» WRITTEN PROBLEM: Retype all of the rows below, keeping every character and line unchanged.

##### DATA FOR THE TASK #####

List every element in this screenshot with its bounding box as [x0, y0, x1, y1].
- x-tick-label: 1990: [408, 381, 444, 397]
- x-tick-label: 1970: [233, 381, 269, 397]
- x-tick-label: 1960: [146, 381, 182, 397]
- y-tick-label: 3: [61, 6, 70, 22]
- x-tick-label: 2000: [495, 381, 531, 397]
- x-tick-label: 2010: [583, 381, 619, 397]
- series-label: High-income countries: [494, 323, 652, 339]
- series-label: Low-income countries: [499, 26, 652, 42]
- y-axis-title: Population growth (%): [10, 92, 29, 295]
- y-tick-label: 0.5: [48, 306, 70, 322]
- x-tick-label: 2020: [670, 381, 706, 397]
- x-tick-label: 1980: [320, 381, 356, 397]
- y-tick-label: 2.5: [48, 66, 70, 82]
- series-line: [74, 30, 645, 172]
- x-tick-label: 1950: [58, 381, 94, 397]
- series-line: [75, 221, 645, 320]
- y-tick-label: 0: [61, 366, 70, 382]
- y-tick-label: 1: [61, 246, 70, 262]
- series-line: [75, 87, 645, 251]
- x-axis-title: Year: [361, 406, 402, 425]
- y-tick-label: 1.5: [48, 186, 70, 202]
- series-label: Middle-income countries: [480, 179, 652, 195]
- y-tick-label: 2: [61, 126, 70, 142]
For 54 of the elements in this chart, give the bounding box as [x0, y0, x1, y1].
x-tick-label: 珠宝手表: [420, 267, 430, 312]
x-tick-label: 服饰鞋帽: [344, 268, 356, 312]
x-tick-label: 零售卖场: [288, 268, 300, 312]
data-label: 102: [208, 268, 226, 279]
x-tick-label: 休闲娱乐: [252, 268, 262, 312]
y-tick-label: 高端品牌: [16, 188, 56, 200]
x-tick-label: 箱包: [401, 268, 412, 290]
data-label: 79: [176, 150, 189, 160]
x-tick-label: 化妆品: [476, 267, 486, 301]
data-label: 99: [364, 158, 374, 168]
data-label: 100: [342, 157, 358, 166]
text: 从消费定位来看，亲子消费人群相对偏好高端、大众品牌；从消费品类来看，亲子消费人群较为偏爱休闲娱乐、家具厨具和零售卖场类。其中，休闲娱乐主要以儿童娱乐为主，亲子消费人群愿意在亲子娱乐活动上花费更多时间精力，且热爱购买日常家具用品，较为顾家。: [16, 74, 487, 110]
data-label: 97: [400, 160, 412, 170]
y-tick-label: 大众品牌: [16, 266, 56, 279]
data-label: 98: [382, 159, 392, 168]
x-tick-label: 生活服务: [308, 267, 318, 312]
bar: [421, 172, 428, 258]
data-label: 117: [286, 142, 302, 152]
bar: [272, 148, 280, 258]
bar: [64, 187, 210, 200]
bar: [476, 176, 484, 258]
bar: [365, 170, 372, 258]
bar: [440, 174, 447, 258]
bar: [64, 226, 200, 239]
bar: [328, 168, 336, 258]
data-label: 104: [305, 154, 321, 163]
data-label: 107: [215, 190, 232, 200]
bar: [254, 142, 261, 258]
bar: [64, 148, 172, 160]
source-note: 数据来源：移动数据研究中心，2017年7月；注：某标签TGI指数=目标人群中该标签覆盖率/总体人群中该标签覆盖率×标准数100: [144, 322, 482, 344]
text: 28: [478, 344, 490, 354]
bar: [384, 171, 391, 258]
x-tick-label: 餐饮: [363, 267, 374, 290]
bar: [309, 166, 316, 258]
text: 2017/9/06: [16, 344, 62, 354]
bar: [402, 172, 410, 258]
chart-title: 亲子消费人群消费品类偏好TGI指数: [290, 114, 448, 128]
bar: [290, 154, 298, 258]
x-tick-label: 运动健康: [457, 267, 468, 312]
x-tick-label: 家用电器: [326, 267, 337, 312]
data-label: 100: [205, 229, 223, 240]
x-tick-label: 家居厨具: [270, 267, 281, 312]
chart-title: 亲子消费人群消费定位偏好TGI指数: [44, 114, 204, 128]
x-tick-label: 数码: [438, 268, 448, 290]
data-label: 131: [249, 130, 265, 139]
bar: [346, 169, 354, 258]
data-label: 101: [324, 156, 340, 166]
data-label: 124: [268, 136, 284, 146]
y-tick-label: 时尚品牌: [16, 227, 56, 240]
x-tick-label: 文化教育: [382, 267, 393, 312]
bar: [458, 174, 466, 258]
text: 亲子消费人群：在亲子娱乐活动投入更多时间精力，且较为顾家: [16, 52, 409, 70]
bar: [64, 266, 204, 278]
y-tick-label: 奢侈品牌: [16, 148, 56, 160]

#####

» FULL RESPONSE:
List every element in this screenshot with its bounding box as [x0, y0, x1, y1].
- x-tick-label: 1990: [408, 381, 444, 397]
- x-tick-label: 1970: [233, 381, 269, 397]
- x-tick-label: 1960: [146, 381, 182, 397]
- y-tick-label: 3: [61, 6, 70, 22]
- x-tick-label: 2000: [495, 381, 531, 397]
- x-tick-label: 2010: [583, 381, 619, 397]
- series-label: High-income countries: [494, 323, 652, 339]
- series-label: Low-income countries: [499, 26, 652, 42]
- y-axis-title: Population growth (%): [10, 92, 29, 295]
- y-tick-label: 0.5: [48, 306, 70, 322]
- x-tick-label: 2020: [670, 381, 706, 397]
- x-tick-label: 1980: [320, 381, 356, 397]
- y-tick-label: 2.5: [48, 66, 70, 82]
- series-line: [74, 30, 645, 172]
- x-tick-label: 1950: [58, 381, 94, 397]
- series-line: [75, 221, 645, 320]
- y-tick-label: 0: [61, 366, 70, 382]
- y-tick-label: 1: [61, 246, 70, 262]
- series-line: [75, 87, 645, 251]
- x-axis-title: Year: [361, 406, 402, 425]
- y-tick-label: 1.5: [48, 186, 70, 202]
- series-label: Middle-income countries: [480, 179, 652, 195]
- y-tick-label: 2: [61, 126, 70, 142]
For 54 of the elements in this chart, give the bounding box as [x0, y0, x1, y1].
x-tick-label: 珠宝手表: [420, 267, 430, 312]
x-tick-label: 服饰鞋帽: [344, 268, 356, 312]
x-tick-label: 零售卖场: [288, 268, 300, 312]
data-label: 102: [208, 268, 226, 279]
x-tick-label: 休闲娱乐: [252, 268, 262, 312]
y-tick-label: 高端品牌: [16, 188, 56, 200]
x-tick-label: 箱包: [401, 268, 412, 290]
data-label: 79: [176, 150, 189, 160]
x-tick-label: 化妆品: [476, 267, 486, 301]
data-label: 99: [364, 158, 374, 168]
data-label: 100: [342, 157, 358, 166]
text: 从消费定位来看，亲子消费人群相对偏好高端、大众品牌；从消费品类来看，亲子消费人群较为偏爱休闲娱乐、家具厨具和零售卖场类。其中，休闲娱乐主要以儿童娱乐为主，亲子消费人群愿意在亲子娱乐活动上花费更多时间精力，且热爱购买日常家具用品，较为顾家。: [16, 74, 487, 110]
data-label: 97: [400, 160, 412, 170]
y-tick-label: 大众品牌: [16, 266, 56, 279]
data-label: 98: [382, 159, 392, 168]
x-tick-label: 生活服务: [308, 267, 318, 312]
bar: [421, 172, 428, 258]
data-label: 117: [286, 142, 302, 152]
bar: [272, 148, 280, 258]
bar: [64, 187, 210, 200]
bar: [476, 176, 484, 258]
bar: [365, 170, 372, 258]
bar: [440, 174, 447, 258]
bar: [64, 226, 200, 239]
bar: [328, 168, 336, 258]
data-label: 104: [305, 154, 321, 163]
data-label: 107: [215, 190, 232, 200]
bar: [254, 142, 261, 258]
bar: [64, 148, 172, 160]
source-note: 数据来源：移动数据研究中心，2017年7月；注：某标签TGI指数=目标人群中该标签覆盖率/总体人群中该标签覆盖率×标准数100: [144, 322, 482, 344]
text: 28: [478, 344, 490, 354]
bar: [384, 171, 391, 258]
x-tick-label: 餐饮: [363, 267, 374, 290]
bar: [309, 166, 316, 258]
text: 2017/9/06: [16, 344, 62, 354]
bar: [402, 172, 410, 258]
chart-title: 亲子消费人群消费品类偏好TGI指数: [290, 114, 448, 128]
bar: [290, 154, 298, 258]
x-tick-label: 运动健康: [457, 267, 468, 312]
x-tick-label: 家用电器: [326, 267, 337, 312]
data-label: 100: [205, 229, 223, 240]
x-tick-label: 家居厨具: [270, 267, 281, 312]
chart-title: 亲子消费人群消费定位偏好TGI指数: [44, 114, 204, 128]
x-tick-label: 数码: [438, 268, 448, 290]
data-label: 131: [249, 130, 265, 139]
bar: [346, 169, 354, 258]
data-label: 101: [324, 156, 340, 166]
data-label: 124: [268, 136, 284, 146]
y-tick-label: 时尚品牌: [16, 227, 56, 240]
x-tick-label: 文化教育: [382, 267, 393, 312]
bar: [458, 174, 466, 258]
text: 亲子消费人群：在亲子娱乐活动投入更多时间精力，且较为顾家: [16, 52, 409, 70]
bar: [64, 266, 204, 278]
y-tick-label: 奢侈品牌: [16, 148, 56, 160]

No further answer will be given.